Dataset listings of figures
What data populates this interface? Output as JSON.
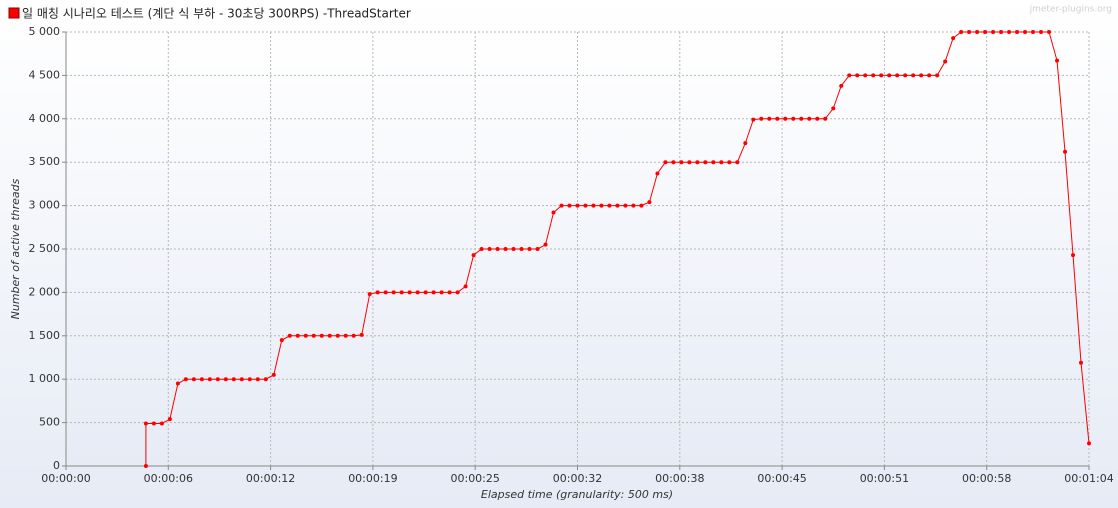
{
  "chart_data": {
    "type": "line",
    "watermark": "jmeter-plugins.org",
    "xlabel": "Elapsed time (granularity: 500 ms)",
    "ylabel": "Number of active threads",
    "legend": "top-left",
    "grid": true,
    "x": [
      5,
      5,
      5.5,
      6,
      6.5,
      7,
      7.5,
      8,
      8.5,
      9,
      9.5,
      10,
      10.5,
      11,
      11.5,
      12,
      12.5,
      13,
      13.5,
      14,
      14.5,
      15,
      15.5,
      16,
      16.5,
      17,
      17.5,
      18,
      18.5,
      19,
      19.5,
      20,
      20.5,
      21,
      21.5,
      22,
      22.5,
      23,
      23.5,
      24,
      24.5,
      25,
      25.5,
      26,
      26.5,
      27,
      27.5,
      28,
      28.5,
      29,
      29.5,
      30,
      30.5,
      31,
      31.5,
      32,
      32.5,
      33,
      33.5,
      34,
      34.5,
      35,
      35.5,
      36,
      36.5,
      37,
      37.5,
      38,
      38.5,
      39,
      39.5,
      40,
      40.5,
      41,
      41.5,
      42,
      42.5,
      43,
      43.5,
      44,
      44.5,
      45,
      45.5,
      46,
      46.5,
      47,
      47.5,
      48,
      48.5,
      49,
      49.5,
      50,
      50.5,
      51,
      51.5,
      52,
      52.5,
      53,
      53.5,
      54,
      54.5,
      55,
      55.5,
      56,
      56.5,
      57,
      57.5,
      58,
      58.5,
      59,
      59.5,
      60,
      60.5,
      61,
      61.5,
      62,
      62.5,
      63,
      63.5,
      64
    ],
    "series": [
      {
        "name": "일 매칭 시나리오 테스트 (계단 식 부하 - 30초당 300RPS) -ThreadStarter",
        "color": "#ff0000",
        "values": [
          0,
          490,
          490,
          490,
          540,
          950,
          1000,
          1000,
          1000,
          1000,
          1000,
          1000,
          1000,
          1000,
          1000,
          1000,
          1000,
          1050,
          1450,
          1500,
          1500,
          1500,
          1500,
          1500,
          1500,
          1500,
          1500,
          1500,
          1510,
          1980,
          2000,
          2000,
          2000,
          2000,
          2000,
          2000,
          2000,
          2000,
          2000,
          2000,
          2000,
          2070,
          2430,
          2500,
          2500,
          2500,
          2500,
          2500,
          2500,
          2500,
          2500,
          2550,
          2920,
          3000,
          3000,
          3000,
          3000,
          3000,
          3000,
          3000,
          3000,
          3000,
          3000,
          3000,
          3040,
          3370,
          3500,
          3500,
          3500,
          3500,
          3500,
          3500,
          3500,
          3500,
          3500,
          3500,
          3720,
          3990,
          4000,
          4000,
          4000,
          4000,
          4000,
          4000,
          4000,
          4000,
          4000,
          4120,
          4380,
          4500,
          4500,
          4500,
          4500,
          4500,
          4500,
          4500,
          4500,
          4500,
          4500,
          4500,
          4500,
          4660,
          4930,
          5000,
          5000,
          5000,
          5000,
          5000,
          5000,
          5000,
          5000,
          5000,
          5000,
          5000,
          5000,
          4670,
          3620,
          2430,
          1190,
          260
        ]
      }
    ],
    "xlim": [
      0,
      64
    ],
    "xticks": [
      {
        "value": 0,
        "label": "00:00:00"
      },
      {
        "value": 6.4,
        "label": "00:00:06"
      },
      {
        "value": 12.8,
        "label": "00:00:12"
      },
      {
        "value": 19.2,
        "label": "00:00:19"
      },
      {
        "value": 25.6,
        "label": "00:00:25"
      },
      {
        "value": 32,
        "label": "00:00:32"
      },
      {
        "value": 38.4,
        "label": "00:00:38"
      },
      {
        "value": 44.8,
        "label": "00:00:45"
      },
      {
        "value": 51.2,
        "label": "00:00:51"
      },
      {
        "value": 57.6,
        "label": "00:00:58"
      },
      {
        "value": 64,
        "label": "00:01:04"
      }
    ],
    "ylim": [
      0,
      5000
    ],
    "yticks": [
      0,
      500,
      {
        "value": 1000,
        "label": "1 000"
      },
      {
        "value": 1500,
        "label": "1 500"
      },
      {
        "value": 2000,
        "label": "2 000"
      },
      {
        "value": 2500,
        "label": "2 500"
      },
      {
        "value": 3000,
        "label": "3 000"
      },
      {
        "value": 3500,
        "label": "3 500"
      },
      {
        "value": 4000,
        "label": "4 000"
      },
      {
        "value": 4500,
        "label": "4 500"
      },
      {
        "value": 5000,
        "label": "5 000"
      }
    ]
  }
}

■ **WORK TO DO**
Print the complete listing exactly, apart from any pictures.

■ **COMPLETED TASK**
What data populates this interface? Output as JSON.
{
  "chart_data": {
    "type": "line",
    "watermark": "jmeter-plugins.org",
    "xlabel": "Elapsed time (granularity: 500 ms)",
    "ylabel": "Number of active threads",
    "legend": "top-left",
    "grid": true,
    "x": [
      5,
      5,
      5.5,
      6,
      6.5,
      7,
      7.5,
      8,
      8.5,
      9,
      9.5,
      10,
      10.5,
      11,
      11.5,
      12,
      12.5,
      13,
      13.5,
      14,
      14.5,
      15,
      15.5,
      16,
      16.5,
      17,
      17.5,
      18,
      18.5,
      19,
      19.5,
      20,
      20.5,
      21,
      21.5,
      22,
      22.5,
      23,
      23.5,
      24,
      24.5,
      25,
      25.5,
      26,
      26.5,
      27,
      27.5,
      28,
      28.5,
      29,
      29.5,
      30,
      30.5,
      31,
      31.5,
      32,
      32.5,
      33,
      33.5,
      34,
      34.5,
      35,
      35.5,
      36,
      36.5,
      37,
      37.5,
      38,
      38.5,
      39,
      39.5,
      40,
      40.5,
      41,
      41.5,
      42,
      42.5,
      43,
      43.5,
      44,
      44.5,
      45,
      45.5,
      46,
      46.5,
      47,
      47.5,
      48,
      48.5,
      49,
      49.5,
      50,
      50.5,
      51,
      51.5,
      52,
      52.5,
      53,
      53.5,
      54,
      54.5,
      55,
      55.5,
      56,
      56.5,
      57,
      57.5,
      58,
      58.5,
      59,
      59.5,
      60,
      60.5,
      61,
      61.5,
      62,
      62.5,
      63,
      63.5,
      64
    ],
    "series": [
      {
        "name": "일 매칭 시나리오 테스트 (계단 식 부하 - 30초당 300RPS) -ThreadStarter",
        "color": "#ff0000",
        "values": [
          0,
          490,
          490,
          490,
          540,
          950,
          1000,
          1000,
          1000,
          1000,
          1000,
          1000,
          1000,
          1000,
          1000,
          1000,
          1000,
          1050,
          1450,
          1500,
          1500,
          1500,
          1500,
          1500,
          1500,
          1500,
          1500,
          1500,
          1510,
          1980,
          2000,
          2000,
          2000,
          2000,
          2000,
          2000,
          2000,
          2000,
          2000,
          2000,
          2000,
          2070,
          2430,
          2500,
          2500,
          2500,
          2500,
          2500,
          2500,
          2500,
          2500,
          2550,
          2920,
          3000,
          3000,
          3000,
          3000,
          3000,
          3000,
          3000,
          3000,
          3000,
          3000,
          3000,
          3040,
          3370,
          3500,
          3500,
          3500,
          3500,
          3500,
          3500,
          3500,
          3500,
          3500,
          3500,
          3720,
          3990,
          4000,
          4000,
          4000,
          4000,
          4000,
          4000,
          4000,
          4000,
          4000,
          4120,
          4380,
          4500,
          4500,
          4500,
          4500,
          4500,
          4500,
          4500,
          4500,
          4500,
          4500,
          4500,
          4500,
          4660,
          4930,
          5000,
          5000,
          5000,
          5000,
          5000,
          5000,
          5000,
          5000,
          5000,
          5000,
          5000,
          5000,
          4670,
          3620,
          2430,
          1190,
          260
        ]
      }
    ],
    "xlim": [
      0,
      64
    ],
    "xticks": [
      {
        "value": 0,
        "label": "00:00:00"
      },
      {
        "value": 6.4,
        "label": "00:00:06"
      },
      {
        "value": 12.8,
        "label": "00:00:12"
      },
      {
        "value": 19.2,
        "label": "00:00:19"
      },
      {
        "value": 25.6,
        "label": "00:00:25"
      },
      {
        "value": 32,
        "label": "00:00:32"
      },
      {
        "value": 38.4,
        "label": "00:00:38"
      },
      {
        "value": 44.8,
        "label": "00:00:45"
      },
      {
        "value": 51.2,
        "label": "00:00:51"
      },
      {
        "value": 57.6,
        "label": "00:00:58"
      },
      {
        "value": 64,
        "label": "00:01:04"
      }
    ],
    "ylim": [
      0,
      5000
    ],
    "yticks": [
      0,
      500,
      {
        "value": 1000,
        "label": "1 000"
      },
      {
        "value": 1500,
        "label": "1 500"
      },
      {
        "value": 2000,
        "label": "2 000"
      },
      {
        "value": 2500,
        "label": "2 500"
      },
      {
        "value": 3000,
        "label": "3 000"
      },
      {
        "value": 3500,
        "label": "3 500"
      },
      {
        "value": 4000,
        "label": "4 000"
      },
      {
        "value": 4500,
        "label": "4 500"
      },
      {
        "value": 5000,
        "label": "5 000"
      }
    ]
  }
}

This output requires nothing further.